— Start of TASK INPUTS —

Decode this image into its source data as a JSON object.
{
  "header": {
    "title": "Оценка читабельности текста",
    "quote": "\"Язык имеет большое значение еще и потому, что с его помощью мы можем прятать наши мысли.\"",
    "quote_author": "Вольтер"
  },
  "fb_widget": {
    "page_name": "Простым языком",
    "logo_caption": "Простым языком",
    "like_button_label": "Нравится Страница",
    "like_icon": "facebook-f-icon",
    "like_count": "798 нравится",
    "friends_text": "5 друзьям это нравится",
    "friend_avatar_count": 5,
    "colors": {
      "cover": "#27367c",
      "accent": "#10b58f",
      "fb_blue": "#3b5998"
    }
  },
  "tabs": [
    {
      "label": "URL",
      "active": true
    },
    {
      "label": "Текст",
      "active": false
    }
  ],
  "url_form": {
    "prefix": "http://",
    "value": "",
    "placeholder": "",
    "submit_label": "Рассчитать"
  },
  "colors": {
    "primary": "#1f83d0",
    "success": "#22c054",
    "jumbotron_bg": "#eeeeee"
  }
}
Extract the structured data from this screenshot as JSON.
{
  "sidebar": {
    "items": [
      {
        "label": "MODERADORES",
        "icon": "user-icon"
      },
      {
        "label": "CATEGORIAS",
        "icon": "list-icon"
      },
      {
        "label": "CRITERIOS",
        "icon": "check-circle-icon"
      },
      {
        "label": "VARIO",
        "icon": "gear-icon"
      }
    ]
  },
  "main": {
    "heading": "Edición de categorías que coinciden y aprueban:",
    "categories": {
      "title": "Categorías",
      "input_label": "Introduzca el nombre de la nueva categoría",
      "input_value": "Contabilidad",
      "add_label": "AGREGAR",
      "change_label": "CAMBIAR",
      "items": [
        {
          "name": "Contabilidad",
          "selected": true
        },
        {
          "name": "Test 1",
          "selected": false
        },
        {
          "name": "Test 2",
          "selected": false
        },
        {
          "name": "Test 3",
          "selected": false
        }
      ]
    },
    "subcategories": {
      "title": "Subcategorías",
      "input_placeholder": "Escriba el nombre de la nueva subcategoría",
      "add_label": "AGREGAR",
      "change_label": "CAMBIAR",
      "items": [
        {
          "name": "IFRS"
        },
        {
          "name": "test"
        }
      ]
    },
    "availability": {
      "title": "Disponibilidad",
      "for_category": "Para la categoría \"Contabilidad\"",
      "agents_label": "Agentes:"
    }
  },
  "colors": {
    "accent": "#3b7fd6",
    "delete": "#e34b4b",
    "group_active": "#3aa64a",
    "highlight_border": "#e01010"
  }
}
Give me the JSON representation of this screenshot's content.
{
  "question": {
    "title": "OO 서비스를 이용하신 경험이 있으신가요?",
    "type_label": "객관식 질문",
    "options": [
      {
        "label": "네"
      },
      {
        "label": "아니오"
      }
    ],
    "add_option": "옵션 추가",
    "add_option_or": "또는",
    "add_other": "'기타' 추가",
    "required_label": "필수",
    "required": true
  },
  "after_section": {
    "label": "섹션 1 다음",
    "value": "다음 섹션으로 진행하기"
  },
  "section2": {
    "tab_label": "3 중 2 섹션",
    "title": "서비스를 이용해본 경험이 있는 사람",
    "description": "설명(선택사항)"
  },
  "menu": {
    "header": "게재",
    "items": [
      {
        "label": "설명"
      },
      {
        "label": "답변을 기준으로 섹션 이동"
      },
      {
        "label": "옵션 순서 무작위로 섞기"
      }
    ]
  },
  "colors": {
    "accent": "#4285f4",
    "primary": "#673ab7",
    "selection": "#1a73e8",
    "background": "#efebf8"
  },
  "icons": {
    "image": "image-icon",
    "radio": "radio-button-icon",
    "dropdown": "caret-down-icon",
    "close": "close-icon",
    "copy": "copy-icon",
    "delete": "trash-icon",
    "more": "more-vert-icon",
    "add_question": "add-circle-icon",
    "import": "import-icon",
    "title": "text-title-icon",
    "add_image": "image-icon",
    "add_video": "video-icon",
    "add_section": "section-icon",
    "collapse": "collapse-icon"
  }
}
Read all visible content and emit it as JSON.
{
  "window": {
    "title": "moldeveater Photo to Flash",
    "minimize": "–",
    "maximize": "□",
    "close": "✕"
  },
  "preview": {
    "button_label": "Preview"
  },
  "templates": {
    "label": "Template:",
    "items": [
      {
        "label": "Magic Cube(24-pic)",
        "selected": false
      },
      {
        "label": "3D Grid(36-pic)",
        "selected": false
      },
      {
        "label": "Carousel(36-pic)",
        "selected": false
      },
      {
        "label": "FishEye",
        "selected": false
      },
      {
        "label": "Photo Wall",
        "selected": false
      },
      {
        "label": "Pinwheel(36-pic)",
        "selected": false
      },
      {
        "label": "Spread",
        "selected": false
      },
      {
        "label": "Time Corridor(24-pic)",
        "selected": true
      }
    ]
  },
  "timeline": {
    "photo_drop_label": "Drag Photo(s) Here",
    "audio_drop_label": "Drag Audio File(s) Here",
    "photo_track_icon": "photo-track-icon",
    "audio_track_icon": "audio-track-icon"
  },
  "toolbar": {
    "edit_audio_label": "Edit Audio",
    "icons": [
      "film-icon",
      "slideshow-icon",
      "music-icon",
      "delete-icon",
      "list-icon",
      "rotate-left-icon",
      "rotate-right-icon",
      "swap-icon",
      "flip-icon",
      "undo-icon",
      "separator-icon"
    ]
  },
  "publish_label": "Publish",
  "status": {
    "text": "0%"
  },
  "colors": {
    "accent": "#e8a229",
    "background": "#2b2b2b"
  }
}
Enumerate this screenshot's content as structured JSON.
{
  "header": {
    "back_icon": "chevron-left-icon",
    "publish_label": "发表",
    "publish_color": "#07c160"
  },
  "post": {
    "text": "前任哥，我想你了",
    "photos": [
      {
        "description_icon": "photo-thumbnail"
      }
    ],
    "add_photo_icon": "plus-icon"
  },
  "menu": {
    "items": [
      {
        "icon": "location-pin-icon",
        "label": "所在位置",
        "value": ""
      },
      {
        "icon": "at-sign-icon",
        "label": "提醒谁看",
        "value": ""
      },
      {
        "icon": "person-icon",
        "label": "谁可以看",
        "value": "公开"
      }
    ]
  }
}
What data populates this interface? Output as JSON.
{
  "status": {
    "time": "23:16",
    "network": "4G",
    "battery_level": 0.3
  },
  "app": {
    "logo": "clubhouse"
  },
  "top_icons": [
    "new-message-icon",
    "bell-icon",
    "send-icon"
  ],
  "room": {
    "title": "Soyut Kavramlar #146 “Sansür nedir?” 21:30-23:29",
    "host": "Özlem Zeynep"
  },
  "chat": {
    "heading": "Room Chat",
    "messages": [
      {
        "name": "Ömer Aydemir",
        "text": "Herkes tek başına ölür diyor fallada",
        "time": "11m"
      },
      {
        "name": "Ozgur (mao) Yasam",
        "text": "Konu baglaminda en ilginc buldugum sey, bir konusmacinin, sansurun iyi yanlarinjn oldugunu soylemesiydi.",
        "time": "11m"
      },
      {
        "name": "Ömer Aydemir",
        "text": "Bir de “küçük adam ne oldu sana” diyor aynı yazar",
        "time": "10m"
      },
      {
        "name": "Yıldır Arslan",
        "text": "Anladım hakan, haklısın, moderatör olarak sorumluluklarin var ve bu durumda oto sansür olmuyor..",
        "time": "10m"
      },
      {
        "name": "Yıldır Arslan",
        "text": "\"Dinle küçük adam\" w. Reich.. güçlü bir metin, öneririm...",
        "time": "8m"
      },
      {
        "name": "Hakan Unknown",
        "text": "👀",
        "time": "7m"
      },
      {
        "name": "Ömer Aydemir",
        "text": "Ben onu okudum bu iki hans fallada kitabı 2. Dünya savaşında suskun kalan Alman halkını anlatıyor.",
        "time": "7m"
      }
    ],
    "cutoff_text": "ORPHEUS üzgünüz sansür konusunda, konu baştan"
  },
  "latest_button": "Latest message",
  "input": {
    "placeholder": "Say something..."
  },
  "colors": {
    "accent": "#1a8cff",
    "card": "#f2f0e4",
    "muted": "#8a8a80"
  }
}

— End of TASK INPUTS —

Pull out every line of the records that includes the string "Drag".

    "photo_drop_label": "Drag Photo(s) Here",
    "audio_drop_label": "Drag Audio File(s) Here",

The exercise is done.